Write the records out again exactly, leaving no images in.
++++++
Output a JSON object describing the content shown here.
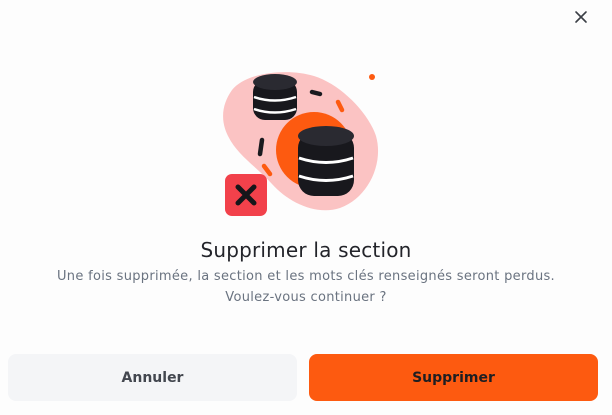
{
  "dialog": {
    "title": "Supprimer la section",
    "message_line1": "Une fois supprimée, la section et les mots clés renseignés seront perdus.",
    "message_line2": "Voulez-vous continuer ?",
    "close_icon": "close-icon",
    "illustration_icons": [
      "database-icon",
      "database-icon",
      "delete-x-icon"
    ]
  },
  "buttons": {
    "cancel_label": "Annuler",
    "confirm_label": "Supprimer"
  },
  "colors": {
    "accent": "#fd5a10",
    "danger": "#f2414b",
    "blob": "#fbc3c3",
    "cancel_bg": "#f4f5f7"
  }
}
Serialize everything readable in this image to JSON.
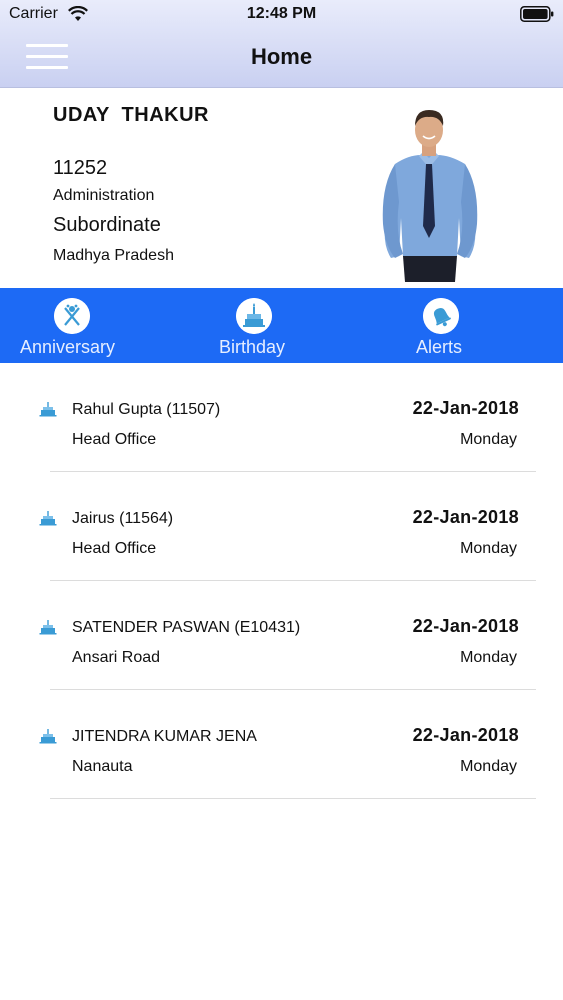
++++++
■ The solution:
Output a JSON object describing the content shown here.
{
  "dialog": {
    "title": "Supprimer la section",
    "message_line1": "Une fois supprimée, la section et les mots clés renseignés seront perdus.",
    "message_line2": "Voulez-vous continuer ?",
    "close_icon": "close-icon",
    "illustration_icons": [
      "database-icon",
      "database-icon",
      "delete-x-icon"
    ]
  },
  "buttons": {
    "cancel_label": "Annuler",
    "confirm_label": "Supprimer"
  },
  "colors": {
    "accent": "#fd5a10",
    "danger": "#f2414b",
    "blob": "#fbc3c3",
    "cancel_bg": "#f4f5f7"
  }
}
Serialize everything readable in this image to JSON.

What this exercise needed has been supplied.